[WHAT THE TASK ASKS]
Leave out any picture and return the remaining listing below exactly as given.

[DATA SHOWN]
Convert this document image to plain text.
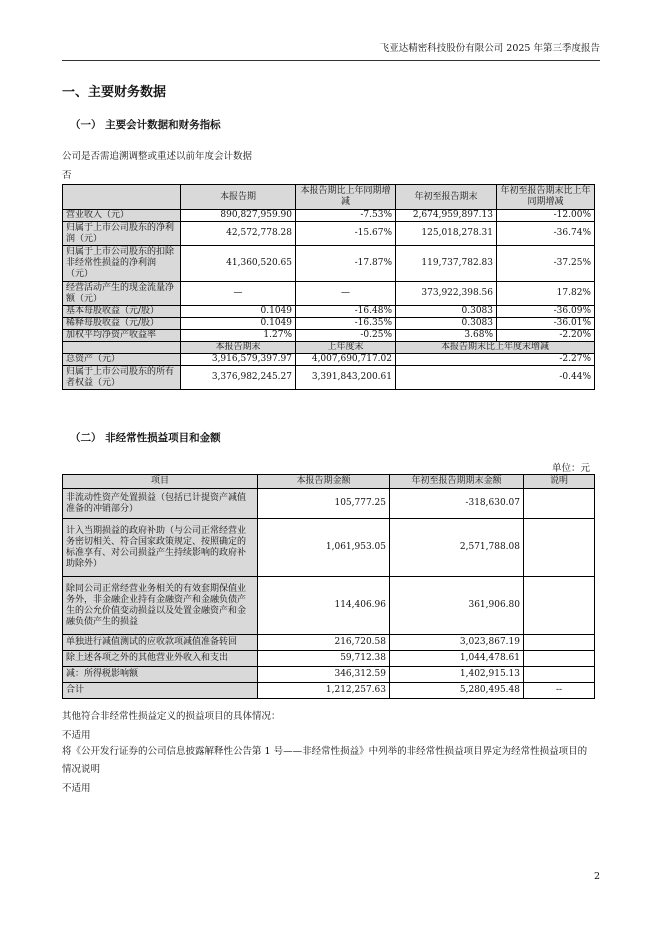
飞亚达精密科技股份有限公司 2025 年第三季度报告
一、主要财务数据
（一） 主要会计数据和财务指标
公司是否需追溯调整或重述以前年度会计数据
否
	本报告期	本报告期比上年同期增减	年初至报告期末	年初至报告期末比上年同期增减
营业收入（元）	890,827,959.90	-7.53%	2,674,959,897.13	-12.00%
归属于上市公司股东的净利润（元）	42,572,778.28	-15.67%	125,018,278.31	-36.74%
归属于上市公司股东的扣除非经常性损益的净利润（元）	41,360,520.65	-17.87%	119,737,782.83	-37.25%
经营活动产生的现金流量净额（元）	—	—	373,922,398.56	17.82%
基本每股收益（元/股）	0.1049	-16.48%	0.3083	-36.09%
稀释每股收益（元/股）	0.1049	-16.35%	0.3083	-36.01%
加权平均净资产收益率	1.27%	-0.25%	3.68%	-2.20%
	本报告期末	上年度末	本报告期末比上年度末增减	
总资产（元）	3,916,579,397.97	4,007,690,717.02	-2.27%	
归属于上市公司股东的所有者权益（元）	3,376,982,245.27	3,391,843,200.61	-0.44%	
（二） 非经常性损益项目和金额
单位：元
项目	本报告期金额	年初至报告期期末金额	说明
非流动性资产处置损益（包括已计提资产减值准备的冲销部分）	105,777.25	-318,630.07	
计入当期损益的政府补助（与公司正常经营业务密切相关、符合国家政策规定、按照确定的标准享有、对公司损益产生持续影响的政府补助除外）	1,061,953.05	2,571,788.08	
除同公司正常经营业务相关的有效套期保值业务外，非金融企业持有金融资产和金融负债产生的公允价值变动损益以及处置金融资产和金融负债产生的损益	114,406.96	361,906.80	
单独进行减值测试的应收款项减值准备转回	216,720.58	3,023,867.19	
除上述各项之外的其他营业外收入和支出	59,712.38	1,044,478.61	
减：所得税影响额	346,312.59	1,402,915.13	
合计	1,212,257.63	5,280,495.48	--
其他符合非经常性损益定义的损益项目的具体情况：
不适用
将《公开发行证券的公司信息披露解释性公告第 1 号——非经常性损益》中列举的非经常性损益项目界定为经常性损益项目的情况说明
不适用
2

[TASK OUTPUT]
Convert this document image to plain text.
飞亚达精密科技股份有限公司 2025 年第三季度报告
一、主要财务数据
（一） 主要会计数据和财务指标
公司是否需追溯调整或重述以前年度会计数据
否
	本报告期	本报告期比上年同期增减	年初至报告期末	年初至报告期末比上年同期增减
营业收入（元）	890,827,959.90	-7.53%	2,674,959,897.13	-12.00%
归属于上市公司股东的净利润（元）	42,572,778.28	-15.67%	125,018,278.31	-36.74%
归属于上市公司股东的扣除非经常性损益的净利润（元）	41,360,520.65	-17.87%	119,737,782.83	-37.25%
经营活动产生的现金流量净额（元）	—	—	373,922,398.56	17.82%
基本每股收益（元/股）	0.1049	-16.48%	0.3083	-36.09%
稀释每股收益（元/股）	0.1049	-16.35%	0.3083	-36.01%
加权平均净资产收益率	1.27%	-0.25%	3.68%	-2.20%
	本报告期末	上年度末	本报告期末比上年度末增减	
总资产（元）	3,916,579,397.97	4,007,690,717.02	-2.27%	
归属于上市公司股东的所有者权益（元）	3,376,982,245.27	3,391,843,200.61	-0.44%	
（二） 非经常性损益项目和金额
单位：元
项目	本报告期金额	年初至报告期期末金额	说明
非流动性资产处置损益（包括已计提资产减值准备的冲销部分）	105,777.25	-318,630.07	
计入当期损益的政府补助（与公司正常经营业务密切相关、符合国家政策规定、按照确定的标准享有、对公司损益产生持续影响的政府补助除外）	1,061,953.05	2,571,788.08	
除同公司正常经营业务相关的有效套期保值业务外，非金融企业持有金融资产和金融负债产生的公允价值变动损益以及处置金融资产和金融负债产生的损益	114,406.96	361,906.80	
单独进行减值测试的应收款项减值准备转回	216,720.58	3,023,867.19	
除上述各项之外的其他营业外收入和支出	59,712.38	1,044,478.61	
减：所得税影响额	346,312.59	1,402,915.13	
合计	1,212,257.63	5,280,495.48	--
其他符合非经常性损益定义的损益项目的具体情况：
不适用
将《公开发行证券的公司信息披露解释性公告第 1 号——非经常性损益》中列举的非经常性损益项目界定为经常性损益项目的情况说明
不适用
2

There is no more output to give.